Records from a dataset:
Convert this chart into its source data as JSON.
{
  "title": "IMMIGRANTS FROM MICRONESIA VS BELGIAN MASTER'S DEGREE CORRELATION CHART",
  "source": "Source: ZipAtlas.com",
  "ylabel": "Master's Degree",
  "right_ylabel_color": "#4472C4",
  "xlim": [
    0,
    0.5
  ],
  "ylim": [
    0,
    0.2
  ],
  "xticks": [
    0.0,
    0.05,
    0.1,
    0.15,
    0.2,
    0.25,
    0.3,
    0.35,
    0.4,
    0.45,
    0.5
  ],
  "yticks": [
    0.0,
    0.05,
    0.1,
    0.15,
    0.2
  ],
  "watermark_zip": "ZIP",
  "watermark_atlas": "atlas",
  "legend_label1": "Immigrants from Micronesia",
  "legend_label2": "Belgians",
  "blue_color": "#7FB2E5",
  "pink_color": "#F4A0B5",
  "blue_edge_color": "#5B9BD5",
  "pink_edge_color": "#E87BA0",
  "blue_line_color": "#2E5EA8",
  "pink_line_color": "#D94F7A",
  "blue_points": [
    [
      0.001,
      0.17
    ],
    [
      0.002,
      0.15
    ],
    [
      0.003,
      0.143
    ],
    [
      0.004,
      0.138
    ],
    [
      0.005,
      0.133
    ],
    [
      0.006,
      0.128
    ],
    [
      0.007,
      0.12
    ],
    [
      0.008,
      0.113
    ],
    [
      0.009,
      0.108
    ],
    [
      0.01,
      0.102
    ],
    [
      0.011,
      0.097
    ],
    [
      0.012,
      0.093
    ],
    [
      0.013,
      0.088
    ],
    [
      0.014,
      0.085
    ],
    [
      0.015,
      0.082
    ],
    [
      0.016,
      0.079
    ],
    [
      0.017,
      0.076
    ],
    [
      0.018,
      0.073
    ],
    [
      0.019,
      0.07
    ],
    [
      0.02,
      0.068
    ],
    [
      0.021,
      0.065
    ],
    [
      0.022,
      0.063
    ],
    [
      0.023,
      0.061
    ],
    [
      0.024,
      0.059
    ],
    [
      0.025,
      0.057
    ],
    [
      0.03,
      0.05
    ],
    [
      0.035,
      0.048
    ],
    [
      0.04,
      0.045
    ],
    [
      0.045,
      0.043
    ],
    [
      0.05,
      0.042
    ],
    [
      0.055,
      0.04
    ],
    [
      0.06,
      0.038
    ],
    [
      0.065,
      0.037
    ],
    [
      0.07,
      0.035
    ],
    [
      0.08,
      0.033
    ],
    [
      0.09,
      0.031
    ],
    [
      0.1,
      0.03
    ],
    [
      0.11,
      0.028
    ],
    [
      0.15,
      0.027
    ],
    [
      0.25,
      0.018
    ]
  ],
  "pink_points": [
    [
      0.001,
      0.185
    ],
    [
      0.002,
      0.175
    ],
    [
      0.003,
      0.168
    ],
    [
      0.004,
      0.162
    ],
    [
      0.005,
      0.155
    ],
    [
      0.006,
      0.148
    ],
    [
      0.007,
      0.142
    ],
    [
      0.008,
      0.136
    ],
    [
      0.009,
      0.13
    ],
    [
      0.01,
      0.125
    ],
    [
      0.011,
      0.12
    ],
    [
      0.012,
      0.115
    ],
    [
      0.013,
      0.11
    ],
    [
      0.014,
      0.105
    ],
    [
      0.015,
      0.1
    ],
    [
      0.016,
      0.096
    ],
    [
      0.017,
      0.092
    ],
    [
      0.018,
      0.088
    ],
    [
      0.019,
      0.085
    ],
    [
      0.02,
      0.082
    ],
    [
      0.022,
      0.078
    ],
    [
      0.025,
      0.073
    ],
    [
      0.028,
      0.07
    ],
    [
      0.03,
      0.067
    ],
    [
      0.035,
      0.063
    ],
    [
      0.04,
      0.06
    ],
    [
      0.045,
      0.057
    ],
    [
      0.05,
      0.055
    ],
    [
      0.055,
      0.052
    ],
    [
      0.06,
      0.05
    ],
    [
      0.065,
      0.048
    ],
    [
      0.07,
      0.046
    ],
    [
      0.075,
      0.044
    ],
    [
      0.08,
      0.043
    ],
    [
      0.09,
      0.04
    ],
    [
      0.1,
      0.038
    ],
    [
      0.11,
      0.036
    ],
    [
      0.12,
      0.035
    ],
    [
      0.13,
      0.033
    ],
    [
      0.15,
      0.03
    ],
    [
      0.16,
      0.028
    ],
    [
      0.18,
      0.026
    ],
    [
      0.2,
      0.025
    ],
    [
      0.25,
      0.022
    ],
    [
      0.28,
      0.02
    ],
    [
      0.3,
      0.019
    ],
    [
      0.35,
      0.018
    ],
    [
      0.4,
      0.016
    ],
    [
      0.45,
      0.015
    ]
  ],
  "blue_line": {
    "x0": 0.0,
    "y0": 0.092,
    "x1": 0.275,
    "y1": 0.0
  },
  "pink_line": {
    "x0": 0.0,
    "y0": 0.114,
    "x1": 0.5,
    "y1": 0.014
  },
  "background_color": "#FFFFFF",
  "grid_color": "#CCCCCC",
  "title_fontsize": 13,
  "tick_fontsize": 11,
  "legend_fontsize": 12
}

What to work on
Take every line that includes the string "source" and copy it.

Solution
Convert this chart into its source data as JSON.
  "source": "Source: ZipAtlas.com",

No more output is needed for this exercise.